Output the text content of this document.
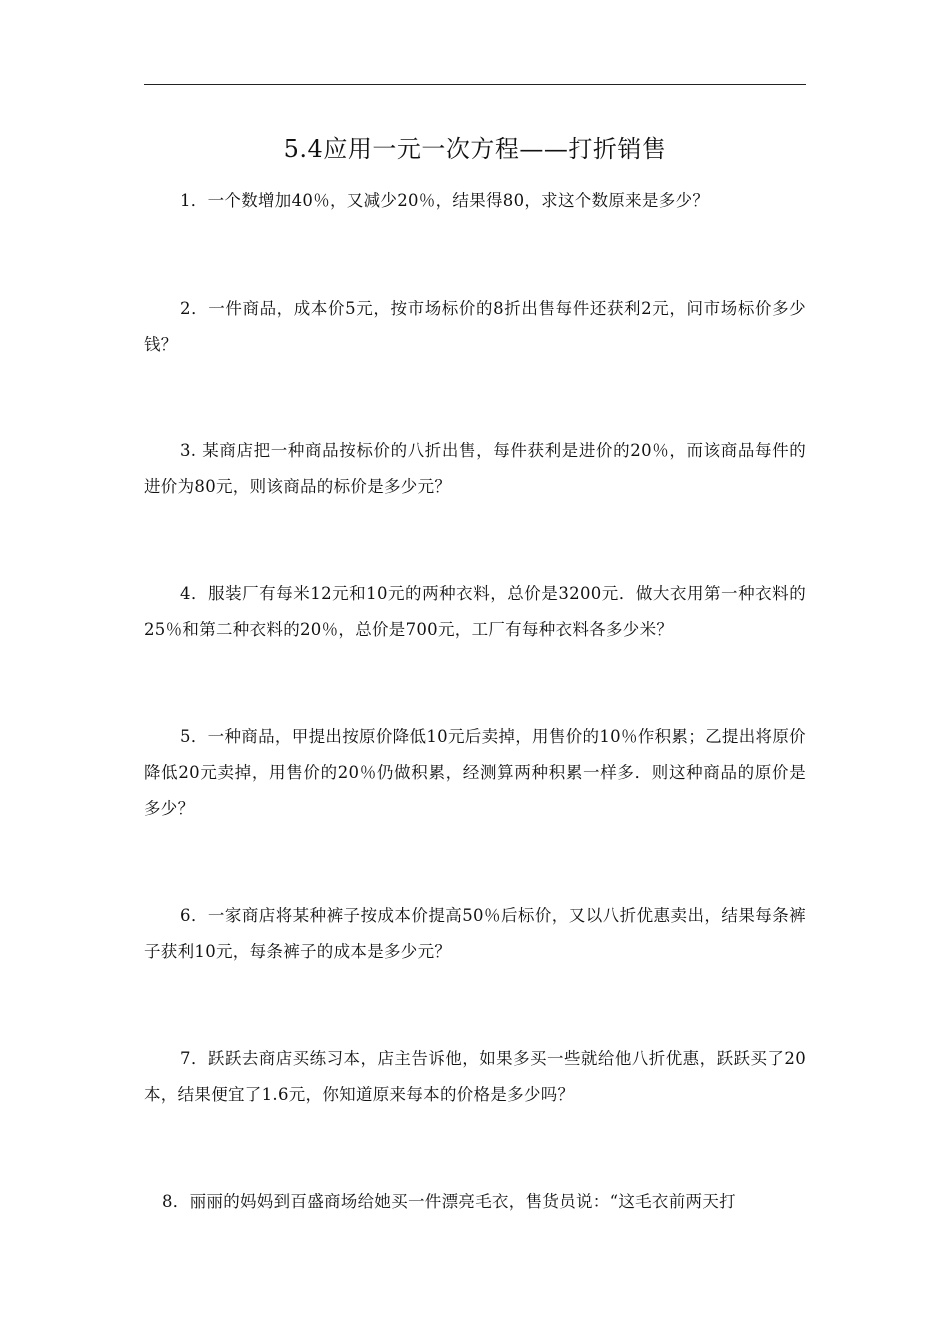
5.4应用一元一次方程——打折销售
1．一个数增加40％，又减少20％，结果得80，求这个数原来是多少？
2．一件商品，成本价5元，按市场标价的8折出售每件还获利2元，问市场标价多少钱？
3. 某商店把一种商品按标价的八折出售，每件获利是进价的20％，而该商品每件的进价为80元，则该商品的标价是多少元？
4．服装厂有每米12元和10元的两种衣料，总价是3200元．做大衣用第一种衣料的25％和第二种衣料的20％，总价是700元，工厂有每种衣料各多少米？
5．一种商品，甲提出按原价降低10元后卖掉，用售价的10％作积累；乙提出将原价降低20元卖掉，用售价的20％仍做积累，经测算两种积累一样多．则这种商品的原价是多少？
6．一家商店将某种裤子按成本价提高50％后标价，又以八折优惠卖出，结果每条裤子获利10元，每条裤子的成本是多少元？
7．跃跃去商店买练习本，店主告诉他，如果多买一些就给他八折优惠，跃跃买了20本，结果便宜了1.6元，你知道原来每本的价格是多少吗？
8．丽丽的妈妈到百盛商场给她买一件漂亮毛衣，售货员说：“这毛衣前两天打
##########
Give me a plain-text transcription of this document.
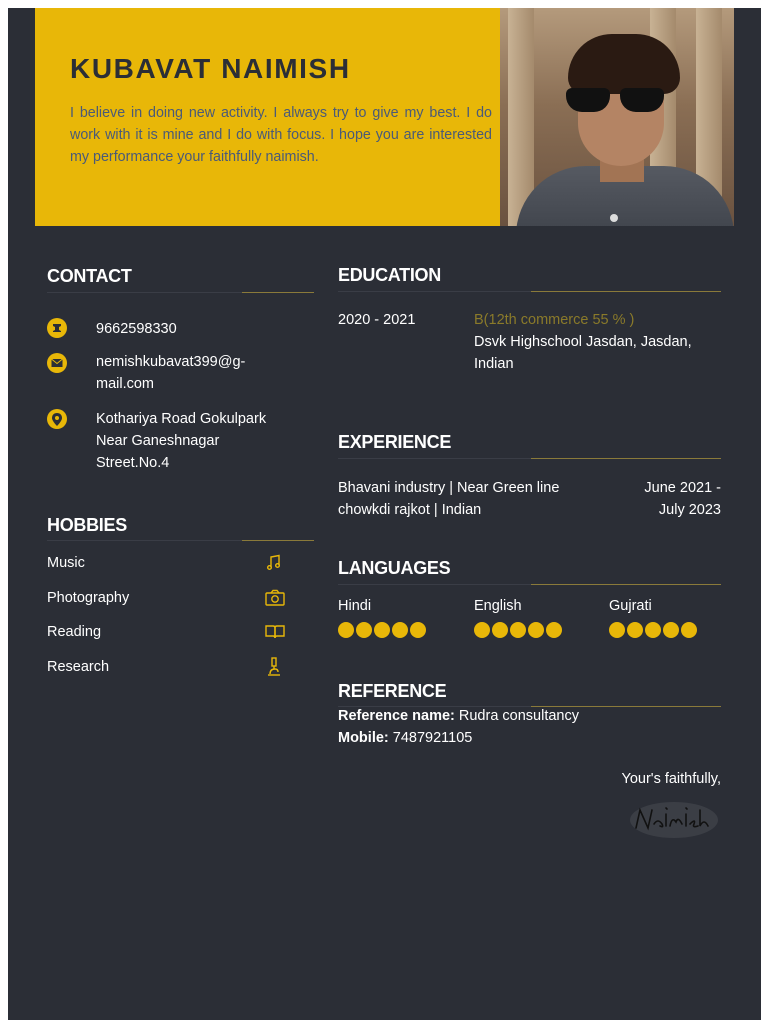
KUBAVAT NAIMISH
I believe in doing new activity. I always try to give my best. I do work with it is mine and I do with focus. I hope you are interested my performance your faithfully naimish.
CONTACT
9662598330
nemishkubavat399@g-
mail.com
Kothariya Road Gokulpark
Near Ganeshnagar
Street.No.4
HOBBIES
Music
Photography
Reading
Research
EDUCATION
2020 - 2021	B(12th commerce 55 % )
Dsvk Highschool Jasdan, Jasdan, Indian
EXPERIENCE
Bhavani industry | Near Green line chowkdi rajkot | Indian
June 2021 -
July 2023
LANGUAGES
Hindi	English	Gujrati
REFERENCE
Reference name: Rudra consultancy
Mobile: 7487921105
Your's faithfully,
##########
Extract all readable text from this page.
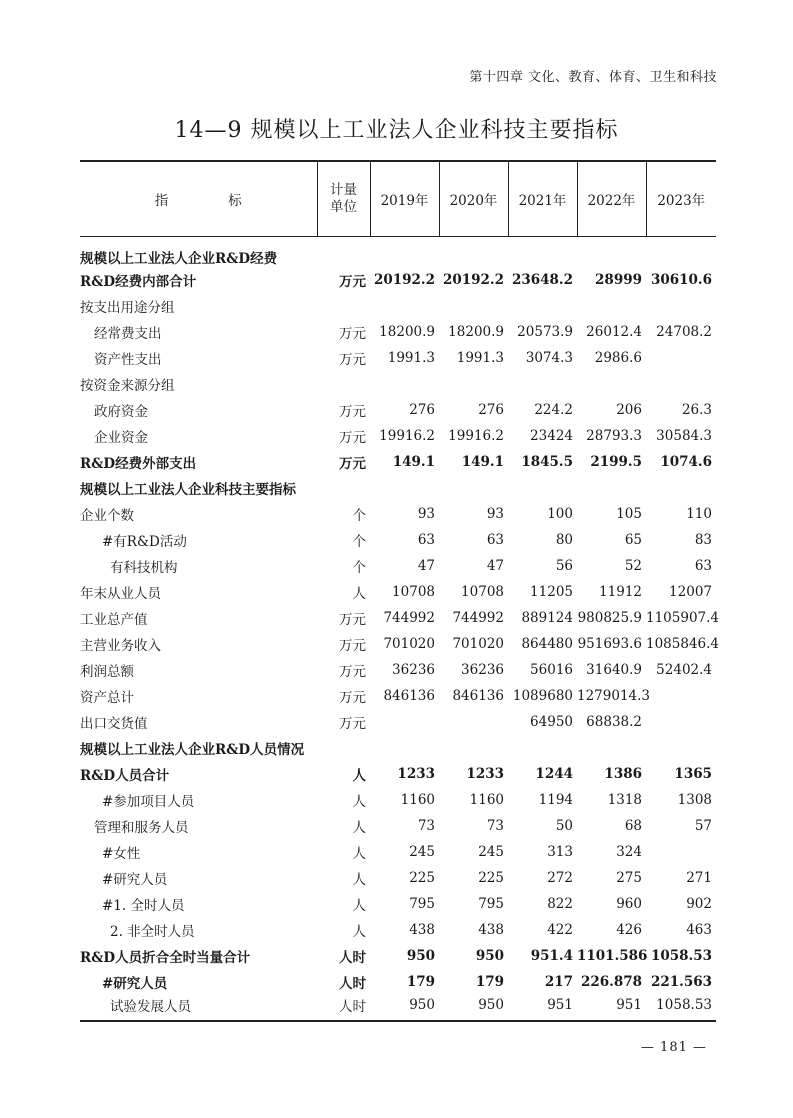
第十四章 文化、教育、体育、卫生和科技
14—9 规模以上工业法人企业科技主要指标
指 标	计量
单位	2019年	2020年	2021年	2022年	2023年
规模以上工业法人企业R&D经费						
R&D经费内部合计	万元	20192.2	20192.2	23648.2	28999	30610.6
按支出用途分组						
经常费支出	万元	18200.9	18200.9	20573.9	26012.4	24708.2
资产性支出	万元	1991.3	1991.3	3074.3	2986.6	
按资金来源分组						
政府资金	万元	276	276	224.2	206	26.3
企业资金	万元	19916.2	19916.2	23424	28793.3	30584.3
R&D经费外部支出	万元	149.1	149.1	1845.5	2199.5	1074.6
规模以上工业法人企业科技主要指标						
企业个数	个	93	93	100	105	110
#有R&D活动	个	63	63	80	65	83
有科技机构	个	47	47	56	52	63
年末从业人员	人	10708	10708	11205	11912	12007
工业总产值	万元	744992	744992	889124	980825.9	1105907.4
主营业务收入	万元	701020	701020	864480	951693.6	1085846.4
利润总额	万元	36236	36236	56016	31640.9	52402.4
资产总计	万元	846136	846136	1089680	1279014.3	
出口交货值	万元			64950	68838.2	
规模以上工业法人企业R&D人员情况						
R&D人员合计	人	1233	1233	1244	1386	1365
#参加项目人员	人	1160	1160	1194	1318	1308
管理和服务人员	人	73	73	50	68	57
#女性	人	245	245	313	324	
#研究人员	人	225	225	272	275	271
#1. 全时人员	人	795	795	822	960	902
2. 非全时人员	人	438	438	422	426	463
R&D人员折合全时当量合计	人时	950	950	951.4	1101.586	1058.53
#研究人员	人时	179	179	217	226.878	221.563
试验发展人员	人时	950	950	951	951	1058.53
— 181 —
##########
Pull every line containing "faithfully" out of the data above.

I believe in doing new activity. I always try to give my best. I do work with it is mine and I do with focus. I hope you are interested my performance your faithfully naimish.
Your's faithfully,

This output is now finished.